## What you will do
How many lines of these entries hold the string "JSON"? Answer with the number alone.

-- START Exercise data --

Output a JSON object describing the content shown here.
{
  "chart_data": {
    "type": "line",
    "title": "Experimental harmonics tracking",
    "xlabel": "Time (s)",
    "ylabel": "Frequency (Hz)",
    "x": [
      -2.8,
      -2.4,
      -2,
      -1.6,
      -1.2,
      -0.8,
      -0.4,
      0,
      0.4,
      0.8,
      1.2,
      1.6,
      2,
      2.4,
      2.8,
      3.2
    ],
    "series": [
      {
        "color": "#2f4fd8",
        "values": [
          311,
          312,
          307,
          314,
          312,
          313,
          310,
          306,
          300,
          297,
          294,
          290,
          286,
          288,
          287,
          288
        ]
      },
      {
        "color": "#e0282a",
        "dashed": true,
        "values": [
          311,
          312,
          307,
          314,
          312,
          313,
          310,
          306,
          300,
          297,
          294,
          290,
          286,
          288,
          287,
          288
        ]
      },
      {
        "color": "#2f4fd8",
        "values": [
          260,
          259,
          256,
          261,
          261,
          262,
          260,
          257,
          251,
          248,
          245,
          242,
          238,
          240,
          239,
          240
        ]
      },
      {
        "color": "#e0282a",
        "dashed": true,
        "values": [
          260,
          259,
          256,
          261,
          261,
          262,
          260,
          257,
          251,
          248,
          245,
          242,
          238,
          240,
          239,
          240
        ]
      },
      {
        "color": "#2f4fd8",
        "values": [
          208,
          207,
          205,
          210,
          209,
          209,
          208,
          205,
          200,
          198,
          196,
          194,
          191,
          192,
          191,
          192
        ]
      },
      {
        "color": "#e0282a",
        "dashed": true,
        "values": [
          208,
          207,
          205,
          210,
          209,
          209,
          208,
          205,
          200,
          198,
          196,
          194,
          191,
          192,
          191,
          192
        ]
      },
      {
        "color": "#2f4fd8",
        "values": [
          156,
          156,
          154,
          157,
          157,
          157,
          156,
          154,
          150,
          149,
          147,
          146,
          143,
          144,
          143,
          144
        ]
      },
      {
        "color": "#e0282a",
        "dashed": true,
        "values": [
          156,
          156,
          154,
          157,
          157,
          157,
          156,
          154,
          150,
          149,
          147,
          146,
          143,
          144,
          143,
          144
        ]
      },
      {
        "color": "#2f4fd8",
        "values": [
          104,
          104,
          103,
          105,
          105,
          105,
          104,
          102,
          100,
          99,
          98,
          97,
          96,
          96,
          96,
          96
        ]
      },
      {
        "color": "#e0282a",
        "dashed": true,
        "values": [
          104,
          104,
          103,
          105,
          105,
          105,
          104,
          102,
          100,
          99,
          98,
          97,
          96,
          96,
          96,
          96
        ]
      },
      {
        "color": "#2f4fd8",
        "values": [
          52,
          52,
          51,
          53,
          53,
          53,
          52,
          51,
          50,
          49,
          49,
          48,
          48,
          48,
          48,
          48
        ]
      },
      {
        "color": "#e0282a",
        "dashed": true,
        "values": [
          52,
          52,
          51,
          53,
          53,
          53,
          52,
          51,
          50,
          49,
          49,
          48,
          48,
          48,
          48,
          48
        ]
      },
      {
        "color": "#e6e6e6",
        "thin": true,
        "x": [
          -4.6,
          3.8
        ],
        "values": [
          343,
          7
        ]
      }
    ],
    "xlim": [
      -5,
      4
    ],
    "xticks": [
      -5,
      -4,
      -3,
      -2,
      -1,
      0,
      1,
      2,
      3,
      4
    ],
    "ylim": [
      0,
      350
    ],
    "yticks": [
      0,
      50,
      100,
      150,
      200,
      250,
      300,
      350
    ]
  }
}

-- END Exercise data --
-- START Exercise data --

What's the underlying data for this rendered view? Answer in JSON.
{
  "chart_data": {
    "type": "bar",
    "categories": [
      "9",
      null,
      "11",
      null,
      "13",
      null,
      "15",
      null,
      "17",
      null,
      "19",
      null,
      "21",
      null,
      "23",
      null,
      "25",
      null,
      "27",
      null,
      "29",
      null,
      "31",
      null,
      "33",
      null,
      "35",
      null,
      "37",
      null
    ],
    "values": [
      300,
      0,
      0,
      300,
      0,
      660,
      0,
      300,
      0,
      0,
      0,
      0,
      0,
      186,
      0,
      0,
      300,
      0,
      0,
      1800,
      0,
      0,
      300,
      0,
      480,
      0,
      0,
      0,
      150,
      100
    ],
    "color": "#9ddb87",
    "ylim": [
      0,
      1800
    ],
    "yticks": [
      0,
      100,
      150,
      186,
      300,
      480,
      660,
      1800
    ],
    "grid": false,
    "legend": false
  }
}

-- END Exercise data --
-- START Exercise data --

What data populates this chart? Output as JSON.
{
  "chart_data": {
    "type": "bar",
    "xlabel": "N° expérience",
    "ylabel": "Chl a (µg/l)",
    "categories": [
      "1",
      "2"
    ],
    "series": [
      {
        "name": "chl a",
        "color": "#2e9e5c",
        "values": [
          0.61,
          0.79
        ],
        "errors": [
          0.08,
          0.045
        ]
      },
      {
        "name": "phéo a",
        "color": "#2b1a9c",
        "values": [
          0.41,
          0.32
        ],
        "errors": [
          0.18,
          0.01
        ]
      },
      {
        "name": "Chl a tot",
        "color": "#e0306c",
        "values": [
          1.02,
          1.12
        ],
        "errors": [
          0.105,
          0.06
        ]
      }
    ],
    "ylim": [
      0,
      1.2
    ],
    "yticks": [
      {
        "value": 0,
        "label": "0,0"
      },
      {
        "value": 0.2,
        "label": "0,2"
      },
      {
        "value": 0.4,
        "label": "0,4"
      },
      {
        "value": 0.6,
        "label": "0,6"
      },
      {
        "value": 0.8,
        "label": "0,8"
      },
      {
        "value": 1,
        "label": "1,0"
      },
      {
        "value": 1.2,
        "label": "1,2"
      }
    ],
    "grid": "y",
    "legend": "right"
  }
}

-- END Exercise data --

## Exercise result
3